# Document segment
** BEGIN **
Folks in Southern California were transported to a modernized Tropicalismo haven and jammed to dynamic, passionate, and soulful music artists while spending $9 on run-of-the-mill taco platters.
Tropicalia Fest encompassed both a rich Latino artistic tradition and a sense of late-capitalistic gentrification.
Gary Tovar, the founder of Goldenvoice, may be Latino, but today, Tropicalia remains not Latino-owned.
Last year’s one-day early bird tickets were $75, and this year they were $99. The $9 tacos were all you could eat and free! These prices are offensive to the minority-based audience that the festival sought out. What would you expect from the same company that puts on Coachella?
Day one, electrifying
The environment on the first night was, in a word, magical. All the acts that performed on the “Chalino Stage” seemed larger than life.
Of course Morrissey attracted the largest, loudest and most fanatic crowd. Fans jumped over barriers and climbed onto the stage to hug the legend, only to be promptly thrown off the stage by security.
He was the first night headliner for a number of reasons including his worldwide renown, energetic performance style, unique voice and emotionally vivid lyrics.
Morrissey has always been able to move feelings of soul-crushing heartbreak in his audience. Similar to the emotional peaks in Latin music. Perhaps that is why so many Latinos love him.
Though tone deaf in other ways, Moz is like our drunk uncle.
He has exhibited racist views of black pop music. In 1986 he called reggae “the most racist music in the entire world” because of its “total glorification of black supremacy.” He has also said he dislikes Stevie Wonder, Diana Ross, Janet Jackson and Whitney Houston.
** END **
# Data excerpts
** BEGIN **
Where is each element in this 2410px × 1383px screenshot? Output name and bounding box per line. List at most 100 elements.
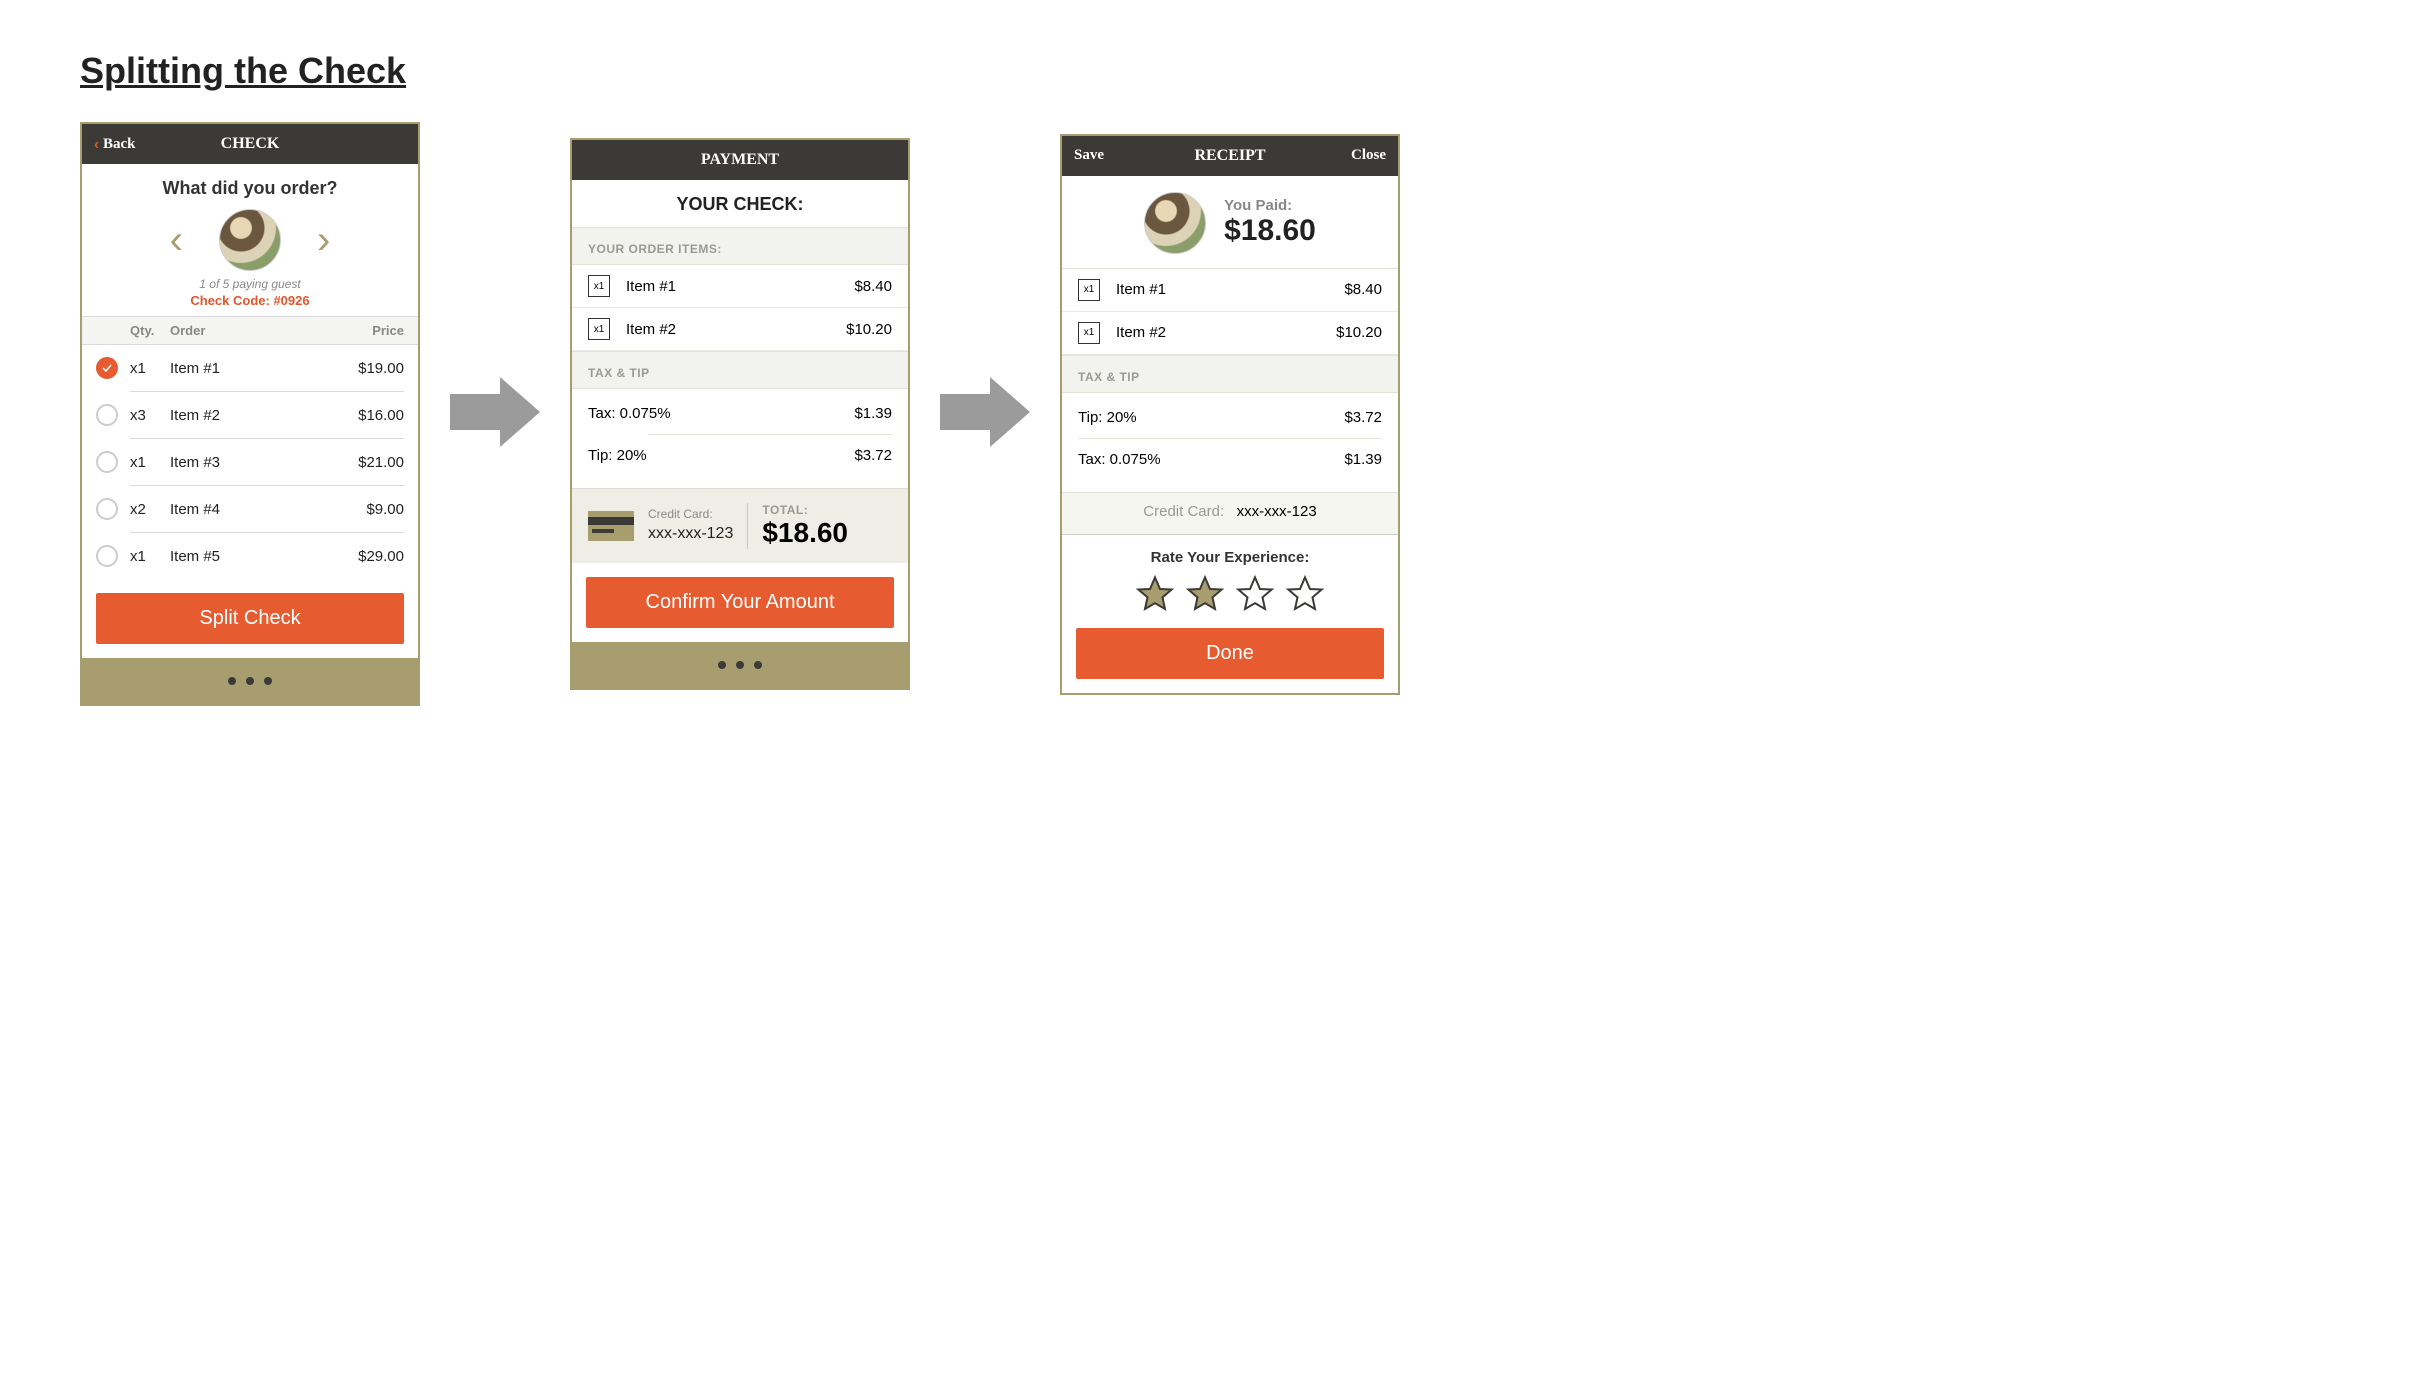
- tip-label: Tip: 20%: [1078, 409, 1137, 426]
- section-items: YOUR ORDER ITEMS:: [572, 227, 908, 265]
- tip-amount: $3.72: [854, 447, 892, 464]
- screens-row: ‹ Back CHECK What did you order? ‹ › 1 o…: [80, 122, 2330, 706]
- rate-block: Rate Your Experience:: [1062, 534, 1398, 614]
- screen-payment: PAYMENT YOUR CHECK: YOUR ORDER ITEMS: x1…: [570, 138, 910, 690]
- payment-items: x1 Item #1$8.40 x1 Item #2$10.20: [572, 265, 908, 351]
- arrow-icon: [940, 372, 1030, 457]
- paid-header: You Paid: $18.60: [1062, 176, 1398, 268]
- radio-unchecked-icon[interactable]: [96, 451, 118, 473]
- item-price: $8.40: [854, 278, 892, 295]
- tax-amount: $1.39: [1344, 451, 1382, 468]
- section-taxtip: TAX & TIP: [1062, 355, 1398, 393]
- item-name: Item #2: [1116, 324, 1336, 341]
- order-item-row[interactable]: x3Item #2$16.00: [96, 392, 404, 438]
- item-qty: x2: [130, 501, 170, 518]
- item-name: Item #1: [626, 278, 854, 295]
- receipt-items: x1 Item #1$8.40 x1Item #2$10.20: [1062, 268, 1398, 355]
- star-filled-icon[interactable]: [1185, 574, 1225, 614]
- item-price: $8.40: [1344, 281, 1382, 298]
- header-title: PAYMENT: [701, 151, 779, 169]
- tax-row: Tax: 0.075% $1.39: [588, 393, 892, 434]
- header-bar: ‹ Back CHECK: [82, 124, 418, 164]
- item-name: Item #4: [170, 501, 324, 518]
- screen-check: ‹ Back CHECK What did you order? ‹ › 1 o…: [80, 122, 420, 706]
- radio-unchecked-icon[interactable]: [96, 404, 118, 426]
- qty-box: x1: [588, 318, 610, 340]
- taxtip-rows: Tax: 0.075% $1.39 Tip: 20% $3.72: [572, 389, 908, 488]
- guest-caption: 1 of 5 paying guest: [82, 277, 418, 291]
- prompt: What did you order?: [82, 164, 418, 209]
- guest-carousel: ‹ ›: [82, 209, 418, 271]
- star-rating[interactable]: [1062, 574, 1398, 614]
- header-bar: Save RECEIPT Close: [1062, 136, 1398, 176]
- tip-row: Tip: 20% $3.72: [588, 435, 892, 476]
- prev-guest-button[interactable]: ‹: [170, 220, 183, 260]
- header-title: CHECK: [221, 135, 280, 153]
- guest-avatar[interactable]: [219, 209, 281, 271]
- order-item-row[interactable]: x1Item #1$19.00: [96, 345, 404, 391]
- item-price: $16.00: [324, 407, 404, 424]
- col-order: Order: [170, 323, 324, 338]
- tip-label: Tip: 20%: [588, 447, 647, 464]
- star-empty-icon[interactable]: [1285, 574, 1325, 614]
- item-price: $21.00: [324, 454, 404, 471]
- line-item: x1 Item #2$10.20: [572, 308, 908, 351]
- radio-checked-icon[interactable]: [96, 357, 118, 379]
- item-price: $9.00: [324, 501, 404, 518]
- order-item-row[interactable]: x1Item #3$21.00: [96, 439, 404, 485]
- item-name: Item #1: [1116, 281, 1344, 298]
- order-item-row[interactable]: x1Item #5$29.00: [96, 533, 404, 579]
- your-check-title: YOUR CHECK:: [572, 180, 908, 227]
- line-item: x1 Item #1$8.40: [1062, 269, 1398, 312]
- item-name: Item #3: [170, 454, 324, 471]
- col-qty: Qty.: [130, 323, 170, 338]
- total-block: TOTAL: $18.60: [762, 503, 848, 549]
- close-button[interactable]: Close: [1339, 136, 1398, 176]
- cc-label: Credit Card:: [1143, 503, 1224, 520]
- save-button[interactable]: Save: [1062, 136, 1116, 176]
- star-filled-icon[interactable]: [1135, 574, 1175, 614]
- next-guest-button[interactable]: ›: [317, 220, 330, 260]
- guest-avatar: [1144, 192, 1206, 254]
- radio-unchecked-icon[interactable]: [96, 498, 118, 520]
- screen-receipt: Save RECEIPT Close You Paid: $18.60 x1It…: [1060, 134, 1400, 695]
- cc-info: Credit Card: xxx-xxx-123: [648, 506, 733, 545]
- line-item: x1Item #2$10.20: [1062, 312, 1398, 355]
- tip-amount: $3.72: [1344, 409, 1382, 426]
- star-empty-icon[interactable]: [1235, 574, 1275, 614]
- check-code: Check Code: #0926: [82, 293, 418, 308]
- split-check-button[interactable]: Split Check: [96, 593, 404, 644]
- item-qty: x3: [130, 407, 170, 424]
- payment-summary: Credit Card: xxx-xxx-123 TOTAL: $18.60: [572, 488, 908, 563]
- paid-amount: $18.60: [1224, 214, 1316, 248]
- back-button[interactable]: ‹ Back: [82, 124, 148, 164]
- table-header: Qty. Order Price: [82, 316, 418, 345]
- paid-label: You Paid:: [1224, 197, 1316, 214]
- item-qty: x1: [130, 360, 170, 377]
- section-taxtip: TAX & TIP: [572, 351, 908, 389]
- qty-box: x1: [1078, 279, 1100, 301]
- taxtip-rows: Tip: 20% $3.72 Tax: 0.075% $1.39: [1062, 393, 1398, 492]
- total-label: TOTAL:: [762, 503, 848, 517]
- item-price: $10.20: [1336, 324, 1382, 341]
- total-amount: $18.60: [762, 517, 848, 549]
- item-name: Item #2: [626, 321, 846, 338]
- tax-amount: $1.39: [854, 405, 892, 422]
- line-item: x1 Item #1$8.40: [572, 265, 908, 308]
- order-item-row[interactable]: x2Item #4$9.00: [96, 486, 404, 532]
- col-price: Price: [324, 323, 404, 338]
- qty-box: x1: [588, 275, 610, 297]
- cc-label: Credit Card:: [648, 506, 733, 523]
- page-dots[interactable]: [82, 658, 418, 704]
- page-dots[interactable]: [572, 642, 908, 688]
- item-qty: x1: [130, 548, 170, 565]
- tip-row: Tip: 20% $3.72: [1078, 397, 1382, 438]
- done-button[interactable]: Done: [1076, 628, 1384, 679]
- confirm-amount-button[interactable]: Confirm Your Amount: [586, 577, 894, 628]
- item-name: Item #5: [170, 548, 324, 565]
- item-price: $29.00: [324, 548, 404, 565]
- cc-line: Credit Card: xxx-xxx-123: [1062, 492, 1398, 534]
- item-price: $10.20: [846, 321, 892, 338]
- radio-unchecked-icon[interactable]: [96, 545, 118, 567]
- rate-label: Rate Your Experience:: [1062, 549, 1398, 566]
** END **
# Goals
1) Name the singers the Tropicalia Fest review says Morrissey dislikes.
2) Copy the stretch of the Tropicalia Fest review from "Day one, electrifying" through "emotionally vivid lyrics." word for word.
3) Pick up the Tropicalia Fest review after its final sentence and keep writing it.

# Answer list
1) Stevie Wonder, Diana Ross, Janet Jackson, Whitney Houston

2)
Day one, electrifying
The environment on the first night was, in a word, magical. All the acts that performed on the “Chalino Stage” seemed larger than life.
Of course Morrissey attracted the largest, loudest and most fanatic crowd. Fans jumped over barriers and climbed onto the stage to hug the legend, only to be promptly thrown off the stage by security.
He was the first night headliner for a number of reasons including his worldwide renown, energetic performance style, unique voice and emotionally vivid lyrics.

3)
Considering that African rhythms (and later, blues, soul and funk) are a key influence of Tropicalismo, insulting listeners of black pop music is antithetical to the inclusive nature of the Tropicalia spirit.
Though Morrisey loves his Latin American fans— he once said that they have good hair, skin and teeth, he has voiced anti-immigrant stances in regard to Brexit. He called Britain’s decision to leave the EU “magnificent.”
Morrissey is also an apologist for Harvey Weinstein and Kevin Spacey, and blames their victims for the way that men in power systematically exploit people under them, saying “Those people knew exactly what would happen [when they went up to Weinstein’s hotel room], and they played along.”
The Anaheim hip-hop group, Weapons of Mass Creation, was first on the Chalino stage on Nov. 4 and took time out of their 20-minute set to address the people gathering to dance. The band’s vocalist, “Joules,” told the audience that it was imperative for all people to obtain free consent before engaging in sexual activity.
The real star of the night was Kali Uchis, who sounds like bilingual Amy Winehouse and dances like Selena Quintanilla. She was a goddess, full of poise. During her cover of I Feel Love by Donna Summer, she ripped her shiny, translucent pants.
After trying for less than a minute to fix it, she became quite candid and joked, “I’m gonna be honest with you, I ripped my pants. Don’t make fun of me, SpongeBob did it too!” Her confidence was as sexy as her moves.
Due to the historically political nature of the movement that explicitly encourages being fully-inclusive, most of the 75 acts addressed modern political grievances.
Chicano Batman did a call-and-response : “Fuck racism,” “fuck xenophobia,” “fuck sexism,” “fuck homophobia,” “fuck transphobia,” “fuck nationalism,” etc. While Chicano Batman was making these excellent points, Kali Uchis gave a first person account of what it is like to be born poor in Columbia and grow up exploited in the U.S.
Uchis explained that she generally resents corporations for getting rich off of the hard work of regular people. She added that immigrants, such as her family, do not have as much agency as other poor people.
Absent artists disappoint fans
Mac Demarco is getting heat for half-assing his way through the second most-attended set on Sunday night.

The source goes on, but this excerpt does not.